Data in this exercise —
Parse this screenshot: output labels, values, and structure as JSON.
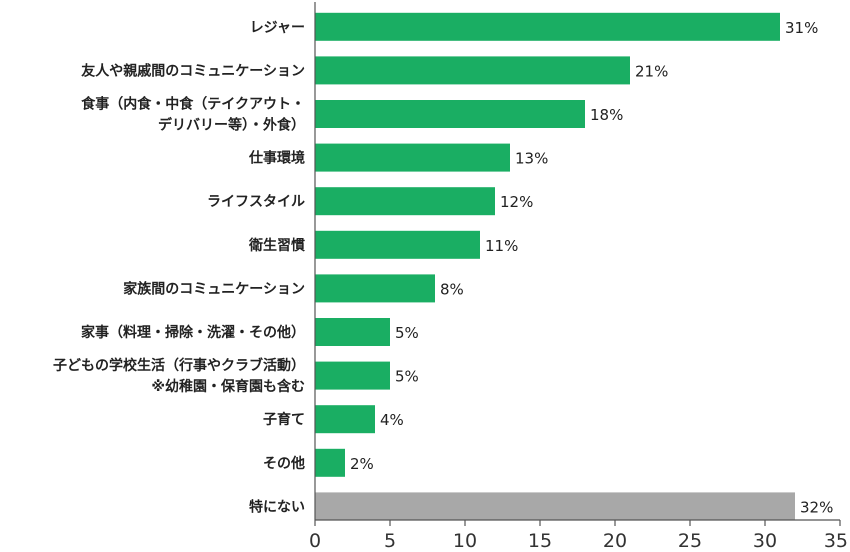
{
  "chart_data": {
    "type": "bar",
    "orientation": "horizontal",
    "categories": [
      [
        "レジャー"
      ],
      [
        "友人や親戚間のコミュニケーション"
      ],
      [
        "食事（内食・中食（テイクアウト・",
        "デリバリー等）・外食）"
      ],
      [
        "仕事環境"
      ],
      [
        "ライフスタイル"
      ],
      [
        "衛生習慣"
      ],
      [
        "家族間のコミュニケーション"
      ],
      [
        "家事（料理・掃除・洗濯・その他）"
      ],
      [
        "子どもの学校生活（行事やクラブ活動）",
        "※幼稚園・保育園も含む"
      ],
      [
        "子育て"
      ],
      [
        "その他"
      ],
      [
        "特にない"
      ]
    ],
    "values": [
      31,
      21,
      18,
      13,
      12,
      11,
      8,
      5,
      5,
      4,
      2,
      32
    ],
    "value_labels": [
      "31%",
      "21%",
      "18%",
      "13%",
      "12%",
      "11%",
      "8%",
      "5%",
      "5%",
      "4%",
      "2%",
      "32%"
    ],
    "bar_colors": [
      "#1aae63",
      "#1aae63",
      "#1aae63",
      "#1aae63",
      "#1aae63",
      "#1aae63",
      "#1aae63",
      "#1aae63",
      "#1aae63",
      "#1aae63",
      "#1aae63",
      "#a8a8a8"
    ],
    "xlim": [
      0,
      35
    ],
    "xticks": [
      0,
      5,
      10,
      15,
      20,
      25,
      30,
      35
    ],
    "grid": false,
    "legend": "none",
    "colors": {
      "primary": "#1aae63",
      "neutral": "#a8a8a8",
      "axis": "#555555"
    }
  }
}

Exercise requirements — Pull every line containing "values" from the data.

The output —
Parse this screenshot: output labels, values, and structure as JSON.
    "values": [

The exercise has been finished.